**GIVEN INSTRUCTION:**
Please reproduce, word for word, the part of the listing below that opens with the line containing "chat-message: lZaraliErdeml : aynen" and closes with the line containing "extensions-icon[interactable]: ⧉ —", including both of those lines.

**RECORD LIST:**
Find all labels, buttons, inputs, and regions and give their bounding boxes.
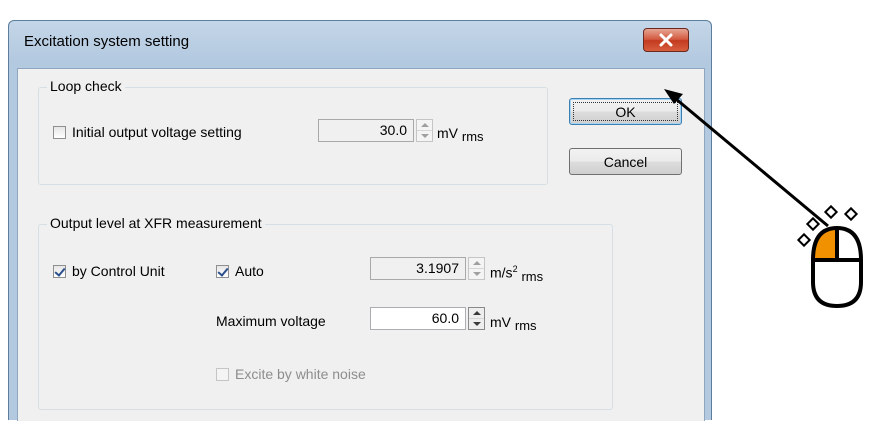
- xfr-group-label: Output level at XFR measurement: [47, 215, 265, 231]
- initial-voltage-unit: mV rms: [437, 125, 484, 144]
- initial-output-checkbox-row[interactable]: Initial output voltage setting: [53, 124, 242, 140]
- close-x-icon: [659, 33, 673, 47]
- loop-check-group-label: Loop check: [47, 78, 125, 94]
- white-noise-label: Excite by white noise: [235, 366, 366, 382]
- unit-main: mV: [490, 314, 511, 330]
- click-mark: [796, 232, 812, 248]
- white-noise-row: Excite by white noise: [216, 366, 366, 382]
- cancel-button-label: Cancel: [603, 153, 648, 170]
- close-button[interactable]: [643, 28, 689, 52]
- unit-main: m/s: [490, 264, 513, 281]
- by-control-unit-checkbox[interactable]: [53, 264, 66, 278]
- unit-main: mV: [437, 125, 458, 141]
- auto-checkbox[interactable]: [216, 264, 229, 278]
- spinner-up[interactable]: [417, 120, 432, 131]
- cancel-button[interactable]: Cancel: [569, 148, 682, 175]
- white-noise-checkbox: [216, 367, 229, 381]
- spinner-down-icon: [473, 322, 481, 326]
- window-title: Excitation system setting: [24, 33, 190, 50]
- auto-row[interactable]: Auto: [216, 263, 264, 279]
- dialog-window: Excitation system setting Loop check Ini…: [8, 20, 712, 421]
- click-mark: [843, 206, 859, 222]
- max-voltage-field[interactable]: 60.0: [370, 307, 466, 330]
- max-voltage-spinner[interactable]: [468, 307, 485, 330]
- by-control-unit-row[interactable]: by Control Unit: [53, 263, 165, 279]
- unit-sub: rms: [461, 129, 484, 144]
- max-voltage-label: Maximum voltage: [216, 313, 326, 329]
- spinner-down-icon: [473, 272, 481, 276]
- initial-output-checkbox[interactable]: [53, 125, 66, 139]
- spinner-down-icon: [421, 134, 429, 138]
- auto-label[interactable]: Auto: [235, 263, 264, 279]
- ok-button[interactable]: OK: [569, 98, 682, 125]
- click-mark: [823, 204, 839, 220]
- acceleration-spinner[interactable]: [468, 257, 485, 280]
- initial-voltage-spinner[interactable]: [416, 119, 433, 142]
- click-mark: [805, 216, 821, 232]
- mouse-left-click-icon: [796, 204, 863, 309]
- spinner-up-icon: [473, 311, 481, 315]
- acceleration-unit: m/s2 rms: [490, 264, 544, 284]
- ok-button-focus-rect: [573, 102, 678, 121]
- xfr-output-level-group: Output level at XFR measurement by Contr…: [38, 215, 613, 410]
- dialog-client-area: Loop check Initial output voltage settin…: [17, 68, 705, 421]
- spinner-up[interactable]: [469, 258, 484, 269]
- spinner-down[interactable]: [469, 269, 484, 280]
- by-control-unit-label[interactable]: by Control Unit: [72, 263, 165, 279]
- acceleration-field[interactable]: 3.1907: [370, 257, 466, 280]
- spinner-up-icon: [421, 123, 429, 127]
- unit-sup: 2: [512, 264, 518, 274]
- max-voltage-unit: mV rms: [490, 314, 537, 333]
- initial-voltage-field[interactable]: 30.0: [318, 119, 414, 142]
- unit-sub: rms: [514, 318, 537, 333]
- spinner-up-icon: [473, 261, 481, 265]
- spinner-up[interactable]: [469, 308, 484, 319]
- unit-sub: rms: [521, 268, 544, 284]
- loop-check-group: Loop check Initial output voltage settin…: [38, 78, 548, 185]
- spinner-down[interactable]: [417, 131, 432, 142]
- spinner-down[interactable]: [469, 319, 484, 330]
- initial-output-label[interactable]: Initial output voltage setting: [72, 124, 242, 140]
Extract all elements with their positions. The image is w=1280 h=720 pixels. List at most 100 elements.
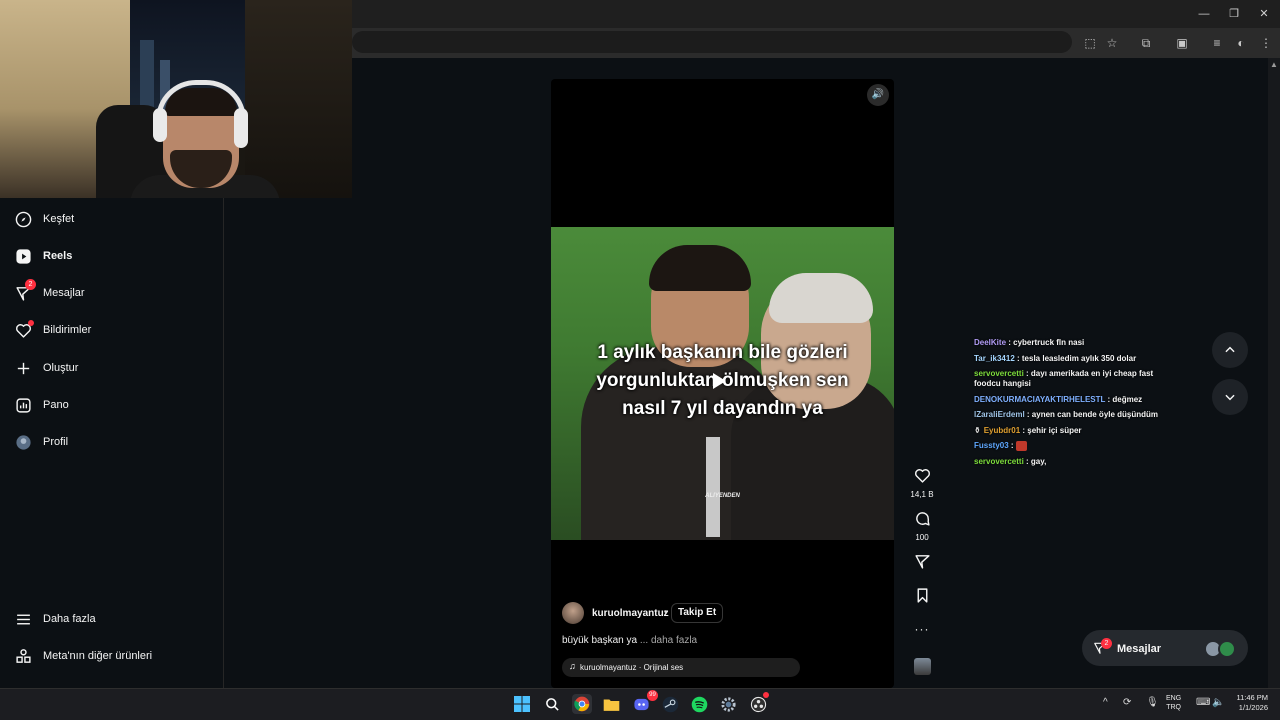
chat-message: lZaraliErdeml : aynen can bende öyle düş… — [974, 410, 1174, 420]
previous-reel-button[interactable] — [1212, 332, 1248, 368]
sync-icon[interactable]: ⟳ — [1123, 697, 1131, 708]
chat-username[interactable]: lZaraliErdeml — [974, 410, 1025, 419]
chat-separator: : — [1023, 369, 1031, 378]
chat-separator: : — [1023, 456, 1031, 466]
sidebar-item-create[interactable]: Oluştur — [14, 356, 78, 380]
sidebar-item-label: Meta'nın diğer ürünleri — [43, 650, 153, 662]
chat-username[interactable]: Tar_ik3412 — [974, 354, 1015, 363]
scrollbar[interactable] — [1268, 58, 1280, 688]
next-reel-button[interactable] — [1212, 379, 1248, 415]
audio-thumbnail[interactable] — [914, 658, 931, 675]
volume-icon[interactable]: 🔊 — [867, 84, 889, 106]
sidebar-item-reels[interactable]: Reels — [14, 244, 72, 268]
stream-chat: DeelKite : cybertruck fln nasi Tar_ik3412… — [974, 338, 1174, 472]
chat-separator: : — [1014, 353, 1022, 363]
comment-count: 100 — [915, 533, 929, 542]
chat-text: tesla leasledim aylık 350 dolar — [1021, 353, 1137, 363]
sidebar-item-label: Oluştur — [43, 362, 79, 374]
audio-chip[interactable]: kuruolmayantuz · Orijinal ses — [562, 658, 800, 677]
chat-username[interactable]: DENOKURMACIAYAKTIRHELESTL — [974, 395, 1105, 404]
chrome-icon[interactable] — [572, 694, 592, 714]
headphones-cup — [234, 108, 248, 148]
sidebar-item-explore[interactable]: Keşfet — [14, 207, 74, 231]
chat-separator: : — [1024, 410, 1032, 419]
sidebar-item-dashboard[interactable]: Pano — [14, 393, 69, 417]
extensions-icon[interactable]: ⧉ — [1136, 33, 1156, 53]
more-options-icon[interactable]: ··· — [910, 622, 934, 636]
save-button[interactable] — [910, 587, 934, 609]
chat-username[interactable]: Eyubdr01 — [984, 426, 1020, 435]
browser-menu-icon[interactable]: ⋮ — [1256, 33, 1276, 53]
spotify-icon[interactable] — [689, 694, 709, 714]
comment-button[interactable]: 100 — [910, 510, 934, 542]
reel-description: büyük başkan ya ... daha fazla — [562, 635, 697, 646]
chat-separator: : — [1008, 441, 1016, 451]
share-button[interactable] — [910, 553, 934, 575]
steam-icon[interactable] — [660, 694, 680, 714]
sidebar-item-label: Daha fazla — [43, 613, 96, 625]
scroll-up-arrow[interactable]: ▲ — [1270, 60, 1278, 69]
reel-video[interactable]: 1 aylık başkanın bile gözleri yorgunlukt… — [551, 227, 894, 540]
chat-message: servovercetti : dayı amerikada en iyi ch… — [974, 369, 1174, 389]
hamburger-icon — [14, 610, 32, 628]
heart-icon — [914, 469, 930, 483]
install-app-icon[interactable]: ⬚ — [1080, 33, 1100, 53]
chat-message: servovercetti : gay, — [974, 457, 1174, 467]
profile-icon[interactable]: ◐ — [1231, 33, 1251, 53]
sidebar-item-profile[interactable]: Profil — [14, 430, 68, 454]
close-button[interactable]: ✕ — [1252, 5, 1276, 23]
split-view-icon[interactable]: ▣ — [1172, 33, 1192, 53]
more-link[interactable]: ... daha fazla — [640, 635, 697, 646]
language-indicator[interactable]: ENG TRQ — [1166, 694, 1181, 712]
language-secondary: TRQ — [1166, 704, 1181, 711]
clock-date: 1/1/2026 — [1238, 703, 1268, 712]
follow-button[interactable]: Takip Et — [671, 603, 724, 623]
chat-message: DENOKURMACIAYAKTIRHELESTL : değmez — [974, 395, 1174, 405]
file-explorer-icon[interactable] — [601, 694, 621, 714]
chat-text: aynen can bende öyle düşündüm — [1031, 410, 1159, 419]
microphone-icon[interactable]: 🎙 — [1146, 697, 1159, 708]
restore-button[interactable]: ❐ — [1222, 5, 1246, 23]
address-bar[interactable] — [352, 31, 1072, 53]
like-button[interactable]: 14,1 B — [910, 467, 934, 499]
sidebar-item-notifications[interactable]: Bildirimler — [14, 318, 91, 342]
author-username[interactable]: kuruolmayantuz — [592, 608, 669, 619]
bookmark-icon — [917, 588, 927, 603]
settings-gear-icon[interactable] — [718, 694, 738, 714]
sidebar-item-label: Reels — [43, 250, 73, 262]
minimize-button[interactable]: — — [1192, 5, 1216, 23]
chat-message: DeelKite : cybertruck fln nasi — [974, 338, 1174, 348]
notification-dot — [28, 320, 34, 326]
bookmark-star-icon[interactable]: ☆ — [1102, 33, 1122, 53]
messages-pill-label: Mesajlar — [1117, 643, 1162, 655]
caption-line: nasıl 7 yıl dayandın ya — [622, 398, 823, 419]
tray-overflow-chevron-icon[interactable]: ^ — [1103, 697, 1108, 708]
messages-badge: 2 — [25, 279, 36, 290]
heart-icon — [14, 320, 34, 339]
play-icon[interactable] — [713, 373, 726, 389]
chat-username[interactable]: servovercetti — [974, 369, 1024, 378]
chevron-up-icon — [1225, 346, 1235, 353]
speaker-icon[interactable]: 🔈 — [1212, 697, 1224, 708]
description-text: büyük başkan ya — [562, 635, 638, 646]
chat-text: gay, — [1030, 456, 1047, 466]
search-icon[interactable] — [542, 694, 562, 714]
chat-message: ⚱ Eyubdr01 : şehir içi süper — [974, 426, 1174, 436]
windows-start-icon[interactable] — [512, 694, 532, 714]
webcam-overlay — [0, 0, 352, 198]
chat-username[interactable]: servovercetti — [974, 457, 1024, 466]
sidebar-meta-products[interactable]: Meta'nın diğer ürünleri — [14, 644, 152, 668]
clock-time: 11:46 PM — [1236, 693, 1268, 702]
author-avatar[interactable] — [562, 602, 584, 624]
network-icon[interactable]: ⌨ — [1196, 697, 1210, 708]
chat-username[interactable]: Fussty03 — [974, 441, 1009, 450]
sidebar-more[interactable]: Daha fazla — [14, 607, 96, 631]
system-clock[interactable]: 11:46 PM 1/1/2026 — [1230, 693, 1268, 713]
comment-icon — [915, 512, 930, 526]
sidebar-item-messages[interactable]: 2 Mesajlar — [14, 279, 85, 305]
reading-list-icon[interactable]: ≡ — [1207, 33, 1227, 53]
chat-username[interactable]: DeelKite — [974, 338, 1006, 347]
discord-icon[interactable]: 99 — [631, 690, 658, 714]
video-person-hair — [769, 273, 873, 323]
obs-icon[interactable] — [748, 692, 769, 714]
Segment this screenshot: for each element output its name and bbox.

**REPLY TO THE EXERCISE:**
chat-message: lZaraliErdeml : aynen can bende öyle düş… — [974, 410, 1174, 420]
previous-reel-button[interactable] — [1212, 332, 1248, 368]
sync-icon[interactable]: ⟳ — [1123, 697, 1131, 708]
chat-username[interactable]: lZaraliErdeml — [974, 410, 1025, 419]
chat-separator: : — [1023, 369, 1031, 378]
chat-separator: : — [1023, 456, 1031, 466]
sidebar-item-create[interactable]: Oluştur — [14, 356, 78, 380]
sidebar-item-label: Meta'nın diğer ürünleri — [43, 650, 153, 662]
chat-username[interactable]: Tar_ik3412 — [974, 354, 1015, 363]
scrollbar[interactable] — [1268, 58, 1280, 688]
next-reel-button[interactable] — [1212, 379, 1248, 415]
audio-thumbnail[interactable] — [914, 658, 931, 675]
volume-icon[interactable]: 🔊 — [867, 84, 889, 106]
sidebar-item-reels[interactable]: Reels — [14, 244, 72, 268]
stream-chat: DeelKite : cybertruck fln nasi Tar_ik3412… — [974, 338, 1174, 472]
chat-separator: : — [1014, 353, 1022, 363]
comment-count: 100 — [915, 533, 929, 542]
chat-text: tesla leasledim aylık 350 dolar — [1021, 353, 1137, 363]
sidebar-item-label: Oluştur — [43, 362, 79, 374]
audio-chip[interactable]: kuruolmayantuz · Orijinal ses — [562, 658, 800, 677]
chat-username[interactable]: DENOKURMACIAYAKTIRHELESTL — [974, 395, 1105, 404]
chrome-icon[interactable] — [572, 694, 592, 714]
headphones-cup — [234, 108, 248, 148]
sidebar-item-explore[interactable]: Keşfet — [14, 207, 74, 231]
chat-separator: : — [1024, 410, 1032, 419]
sidebar-item-dashboard[interactable]: Pano — [14, 393, 69, 417]
extensions-icon[interactable]: ⧉ — [1136, 33, 1156, 53]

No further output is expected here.